## Problem to work on
In the material below, find all lines with the string "type" and copy them.

## Task material

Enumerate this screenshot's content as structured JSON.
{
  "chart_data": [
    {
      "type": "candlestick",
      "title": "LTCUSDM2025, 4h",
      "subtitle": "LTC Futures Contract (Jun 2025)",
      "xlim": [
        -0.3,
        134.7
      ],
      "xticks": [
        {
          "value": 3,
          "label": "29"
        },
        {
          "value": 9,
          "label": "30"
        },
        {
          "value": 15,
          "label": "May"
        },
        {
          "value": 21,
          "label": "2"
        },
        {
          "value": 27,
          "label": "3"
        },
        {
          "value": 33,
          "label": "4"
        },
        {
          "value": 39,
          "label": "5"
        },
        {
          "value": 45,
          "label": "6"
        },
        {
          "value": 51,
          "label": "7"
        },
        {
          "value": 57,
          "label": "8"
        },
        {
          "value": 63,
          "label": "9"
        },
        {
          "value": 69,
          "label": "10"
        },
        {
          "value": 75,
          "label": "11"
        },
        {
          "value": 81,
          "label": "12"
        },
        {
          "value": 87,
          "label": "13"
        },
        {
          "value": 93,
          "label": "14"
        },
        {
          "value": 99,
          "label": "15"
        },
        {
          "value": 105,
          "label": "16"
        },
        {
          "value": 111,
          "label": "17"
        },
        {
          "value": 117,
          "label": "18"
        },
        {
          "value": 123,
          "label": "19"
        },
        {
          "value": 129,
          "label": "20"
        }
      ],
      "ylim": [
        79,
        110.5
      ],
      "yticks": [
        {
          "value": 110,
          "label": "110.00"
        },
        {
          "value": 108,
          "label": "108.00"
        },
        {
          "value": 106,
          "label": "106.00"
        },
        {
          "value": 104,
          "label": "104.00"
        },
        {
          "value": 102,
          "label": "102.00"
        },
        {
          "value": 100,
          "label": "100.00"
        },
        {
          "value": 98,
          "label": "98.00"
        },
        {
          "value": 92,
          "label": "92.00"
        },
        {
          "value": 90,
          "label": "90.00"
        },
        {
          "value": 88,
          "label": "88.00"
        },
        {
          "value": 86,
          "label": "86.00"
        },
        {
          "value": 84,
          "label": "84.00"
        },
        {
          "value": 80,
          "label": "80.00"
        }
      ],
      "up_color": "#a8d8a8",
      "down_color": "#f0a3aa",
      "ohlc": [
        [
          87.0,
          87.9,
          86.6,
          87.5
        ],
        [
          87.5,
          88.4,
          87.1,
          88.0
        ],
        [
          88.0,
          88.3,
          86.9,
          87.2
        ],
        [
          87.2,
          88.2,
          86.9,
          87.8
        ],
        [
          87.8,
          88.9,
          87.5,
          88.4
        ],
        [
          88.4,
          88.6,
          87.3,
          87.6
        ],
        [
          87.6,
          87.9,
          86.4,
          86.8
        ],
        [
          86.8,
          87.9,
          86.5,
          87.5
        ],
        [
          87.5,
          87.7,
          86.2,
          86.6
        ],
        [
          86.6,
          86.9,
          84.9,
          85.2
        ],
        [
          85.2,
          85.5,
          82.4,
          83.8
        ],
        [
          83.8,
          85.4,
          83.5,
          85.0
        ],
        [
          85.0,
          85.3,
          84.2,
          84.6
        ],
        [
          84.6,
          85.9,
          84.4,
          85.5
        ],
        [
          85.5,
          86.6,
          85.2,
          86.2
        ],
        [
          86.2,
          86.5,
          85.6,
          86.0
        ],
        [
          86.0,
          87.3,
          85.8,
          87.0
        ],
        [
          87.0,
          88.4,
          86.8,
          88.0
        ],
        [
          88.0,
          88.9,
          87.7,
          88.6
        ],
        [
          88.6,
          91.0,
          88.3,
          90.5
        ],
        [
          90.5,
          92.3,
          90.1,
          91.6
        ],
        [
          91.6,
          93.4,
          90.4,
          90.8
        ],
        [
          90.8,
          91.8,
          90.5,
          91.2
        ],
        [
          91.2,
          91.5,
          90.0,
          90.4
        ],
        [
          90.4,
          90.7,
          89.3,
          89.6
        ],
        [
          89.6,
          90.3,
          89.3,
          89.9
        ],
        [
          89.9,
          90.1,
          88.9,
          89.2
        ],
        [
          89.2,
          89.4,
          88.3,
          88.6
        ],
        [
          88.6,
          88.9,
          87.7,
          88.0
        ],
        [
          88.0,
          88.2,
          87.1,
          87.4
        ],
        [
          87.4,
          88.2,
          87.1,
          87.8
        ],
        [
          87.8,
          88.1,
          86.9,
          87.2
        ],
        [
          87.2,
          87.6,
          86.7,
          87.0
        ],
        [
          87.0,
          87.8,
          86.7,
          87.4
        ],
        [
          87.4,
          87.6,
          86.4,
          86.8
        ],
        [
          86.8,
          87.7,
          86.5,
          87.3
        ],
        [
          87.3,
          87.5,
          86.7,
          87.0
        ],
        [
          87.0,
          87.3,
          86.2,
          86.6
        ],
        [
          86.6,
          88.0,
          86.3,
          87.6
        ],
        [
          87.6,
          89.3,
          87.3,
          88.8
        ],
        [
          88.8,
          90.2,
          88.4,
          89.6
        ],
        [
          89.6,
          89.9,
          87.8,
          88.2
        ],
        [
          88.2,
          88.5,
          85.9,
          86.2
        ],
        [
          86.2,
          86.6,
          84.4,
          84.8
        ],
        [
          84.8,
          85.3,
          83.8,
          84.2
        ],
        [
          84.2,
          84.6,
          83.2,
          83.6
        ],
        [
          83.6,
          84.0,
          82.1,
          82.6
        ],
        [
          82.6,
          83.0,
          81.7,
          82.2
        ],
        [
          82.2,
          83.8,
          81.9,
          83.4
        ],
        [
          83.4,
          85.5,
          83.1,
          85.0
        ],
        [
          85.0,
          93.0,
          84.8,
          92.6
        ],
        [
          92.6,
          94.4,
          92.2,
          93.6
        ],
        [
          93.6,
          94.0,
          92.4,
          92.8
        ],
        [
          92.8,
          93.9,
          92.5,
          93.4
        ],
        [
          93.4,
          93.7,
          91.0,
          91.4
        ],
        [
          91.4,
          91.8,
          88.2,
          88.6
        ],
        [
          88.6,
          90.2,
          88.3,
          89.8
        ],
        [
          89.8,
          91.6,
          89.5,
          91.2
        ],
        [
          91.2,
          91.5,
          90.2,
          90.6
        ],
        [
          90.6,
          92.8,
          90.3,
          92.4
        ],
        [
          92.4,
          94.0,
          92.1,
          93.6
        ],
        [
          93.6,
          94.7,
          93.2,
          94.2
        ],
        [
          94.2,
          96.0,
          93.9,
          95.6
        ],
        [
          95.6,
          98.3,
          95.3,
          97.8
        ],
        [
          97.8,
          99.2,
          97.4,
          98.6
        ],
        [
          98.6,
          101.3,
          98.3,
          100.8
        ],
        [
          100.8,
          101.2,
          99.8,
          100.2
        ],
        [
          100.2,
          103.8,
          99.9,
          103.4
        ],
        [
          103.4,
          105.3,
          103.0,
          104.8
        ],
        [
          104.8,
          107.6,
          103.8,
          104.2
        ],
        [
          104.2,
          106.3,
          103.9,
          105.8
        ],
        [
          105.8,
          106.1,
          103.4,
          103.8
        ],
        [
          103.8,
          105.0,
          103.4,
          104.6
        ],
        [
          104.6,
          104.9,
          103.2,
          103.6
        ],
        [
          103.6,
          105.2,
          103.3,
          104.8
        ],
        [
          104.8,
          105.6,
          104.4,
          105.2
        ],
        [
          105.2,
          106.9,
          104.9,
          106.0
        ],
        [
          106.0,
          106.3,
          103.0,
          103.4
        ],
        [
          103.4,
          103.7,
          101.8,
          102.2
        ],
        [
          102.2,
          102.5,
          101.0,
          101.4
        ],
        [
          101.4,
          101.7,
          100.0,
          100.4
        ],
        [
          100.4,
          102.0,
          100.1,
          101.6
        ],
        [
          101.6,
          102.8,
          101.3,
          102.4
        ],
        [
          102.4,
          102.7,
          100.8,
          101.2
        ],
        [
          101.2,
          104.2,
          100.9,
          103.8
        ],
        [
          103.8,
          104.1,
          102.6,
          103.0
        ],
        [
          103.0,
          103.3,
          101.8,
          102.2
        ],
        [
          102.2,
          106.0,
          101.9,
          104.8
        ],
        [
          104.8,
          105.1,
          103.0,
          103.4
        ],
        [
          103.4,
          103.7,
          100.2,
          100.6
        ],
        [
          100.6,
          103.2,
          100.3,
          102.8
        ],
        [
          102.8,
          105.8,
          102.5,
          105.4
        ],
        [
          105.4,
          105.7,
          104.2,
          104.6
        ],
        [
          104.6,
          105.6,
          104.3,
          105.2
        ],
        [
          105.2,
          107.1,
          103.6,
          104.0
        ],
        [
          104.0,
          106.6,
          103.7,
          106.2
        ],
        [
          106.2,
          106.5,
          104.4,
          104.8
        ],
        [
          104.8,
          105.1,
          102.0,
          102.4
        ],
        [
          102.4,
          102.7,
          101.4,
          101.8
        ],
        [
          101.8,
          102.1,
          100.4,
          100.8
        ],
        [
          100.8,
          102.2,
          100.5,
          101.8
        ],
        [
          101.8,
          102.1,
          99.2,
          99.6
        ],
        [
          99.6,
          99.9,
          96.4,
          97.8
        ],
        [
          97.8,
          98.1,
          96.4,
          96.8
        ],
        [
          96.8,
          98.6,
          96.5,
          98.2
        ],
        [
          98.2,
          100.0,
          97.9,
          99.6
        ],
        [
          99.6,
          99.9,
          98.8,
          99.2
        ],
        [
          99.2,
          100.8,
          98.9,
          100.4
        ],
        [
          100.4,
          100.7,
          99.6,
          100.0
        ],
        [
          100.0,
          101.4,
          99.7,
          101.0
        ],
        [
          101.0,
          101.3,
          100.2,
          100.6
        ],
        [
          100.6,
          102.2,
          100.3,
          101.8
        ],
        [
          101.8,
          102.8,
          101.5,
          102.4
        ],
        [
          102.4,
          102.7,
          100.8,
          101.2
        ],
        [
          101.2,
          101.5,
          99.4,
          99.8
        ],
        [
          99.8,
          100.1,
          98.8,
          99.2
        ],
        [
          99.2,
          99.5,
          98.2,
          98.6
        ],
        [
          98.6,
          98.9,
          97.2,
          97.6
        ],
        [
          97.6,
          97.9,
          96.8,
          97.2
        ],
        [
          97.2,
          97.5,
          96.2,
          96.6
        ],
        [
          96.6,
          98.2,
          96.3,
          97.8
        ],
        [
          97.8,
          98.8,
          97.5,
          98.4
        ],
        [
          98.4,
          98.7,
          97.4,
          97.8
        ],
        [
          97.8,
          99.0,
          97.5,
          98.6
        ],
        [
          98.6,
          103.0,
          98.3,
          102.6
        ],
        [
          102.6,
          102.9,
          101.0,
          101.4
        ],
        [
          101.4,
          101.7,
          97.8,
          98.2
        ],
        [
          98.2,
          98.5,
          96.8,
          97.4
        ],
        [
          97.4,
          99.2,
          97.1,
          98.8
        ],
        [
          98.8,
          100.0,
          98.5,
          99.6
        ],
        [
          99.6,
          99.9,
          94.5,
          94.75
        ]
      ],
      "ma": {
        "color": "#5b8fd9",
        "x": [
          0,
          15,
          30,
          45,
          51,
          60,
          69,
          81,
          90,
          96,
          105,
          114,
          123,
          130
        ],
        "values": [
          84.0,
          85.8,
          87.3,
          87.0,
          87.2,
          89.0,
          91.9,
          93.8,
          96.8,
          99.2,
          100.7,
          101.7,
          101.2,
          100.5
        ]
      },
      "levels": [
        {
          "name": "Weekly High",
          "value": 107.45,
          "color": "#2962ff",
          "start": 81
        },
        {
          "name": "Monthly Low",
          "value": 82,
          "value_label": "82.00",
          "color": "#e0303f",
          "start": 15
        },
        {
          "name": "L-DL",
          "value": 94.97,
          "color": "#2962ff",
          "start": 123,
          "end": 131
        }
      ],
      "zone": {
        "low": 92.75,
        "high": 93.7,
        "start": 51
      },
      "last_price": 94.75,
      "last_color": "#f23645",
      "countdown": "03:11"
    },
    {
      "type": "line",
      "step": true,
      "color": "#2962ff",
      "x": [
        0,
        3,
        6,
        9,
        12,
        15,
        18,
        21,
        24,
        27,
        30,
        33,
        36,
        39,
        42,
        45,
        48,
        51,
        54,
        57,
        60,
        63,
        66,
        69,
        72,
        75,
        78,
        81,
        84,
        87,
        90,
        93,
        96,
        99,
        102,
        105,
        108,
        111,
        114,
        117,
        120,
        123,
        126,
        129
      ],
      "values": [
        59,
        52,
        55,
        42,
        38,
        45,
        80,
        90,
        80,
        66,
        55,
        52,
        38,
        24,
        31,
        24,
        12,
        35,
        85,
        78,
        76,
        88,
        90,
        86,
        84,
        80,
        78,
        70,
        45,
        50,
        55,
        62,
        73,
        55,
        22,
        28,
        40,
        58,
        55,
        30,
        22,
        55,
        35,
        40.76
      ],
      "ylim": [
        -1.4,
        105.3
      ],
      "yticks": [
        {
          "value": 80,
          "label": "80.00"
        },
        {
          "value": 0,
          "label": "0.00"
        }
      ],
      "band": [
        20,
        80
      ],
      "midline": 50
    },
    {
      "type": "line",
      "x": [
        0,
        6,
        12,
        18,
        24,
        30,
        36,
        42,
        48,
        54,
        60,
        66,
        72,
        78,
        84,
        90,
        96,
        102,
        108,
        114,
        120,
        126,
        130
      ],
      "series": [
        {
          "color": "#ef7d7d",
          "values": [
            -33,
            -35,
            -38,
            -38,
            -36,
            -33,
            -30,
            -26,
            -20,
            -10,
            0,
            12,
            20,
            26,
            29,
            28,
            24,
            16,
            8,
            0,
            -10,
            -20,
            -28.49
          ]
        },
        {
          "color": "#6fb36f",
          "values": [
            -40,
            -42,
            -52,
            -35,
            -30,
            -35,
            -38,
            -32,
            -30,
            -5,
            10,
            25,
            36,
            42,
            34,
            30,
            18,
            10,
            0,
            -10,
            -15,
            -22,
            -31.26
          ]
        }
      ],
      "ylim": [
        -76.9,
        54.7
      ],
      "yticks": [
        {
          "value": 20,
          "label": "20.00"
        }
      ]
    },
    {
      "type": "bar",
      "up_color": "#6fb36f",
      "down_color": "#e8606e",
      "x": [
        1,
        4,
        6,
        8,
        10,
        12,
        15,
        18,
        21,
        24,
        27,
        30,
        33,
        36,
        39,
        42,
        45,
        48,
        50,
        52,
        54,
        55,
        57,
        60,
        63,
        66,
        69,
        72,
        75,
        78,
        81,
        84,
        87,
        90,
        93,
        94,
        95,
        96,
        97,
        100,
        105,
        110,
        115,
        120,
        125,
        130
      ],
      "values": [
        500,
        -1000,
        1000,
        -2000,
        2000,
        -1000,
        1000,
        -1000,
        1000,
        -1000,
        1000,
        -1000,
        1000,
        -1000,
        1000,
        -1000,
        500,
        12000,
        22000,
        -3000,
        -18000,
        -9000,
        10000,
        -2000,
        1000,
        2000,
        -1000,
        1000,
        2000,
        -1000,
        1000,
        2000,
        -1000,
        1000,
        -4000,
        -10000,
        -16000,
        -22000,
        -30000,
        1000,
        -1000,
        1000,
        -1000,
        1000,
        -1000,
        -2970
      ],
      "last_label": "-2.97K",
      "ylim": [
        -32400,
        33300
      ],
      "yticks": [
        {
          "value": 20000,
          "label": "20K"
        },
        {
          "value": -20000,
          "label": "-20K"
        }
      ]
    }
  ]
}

## Output of the task
      "type": "candlestick",
      "type": "line",
      "type": "line",
      "type": "bar",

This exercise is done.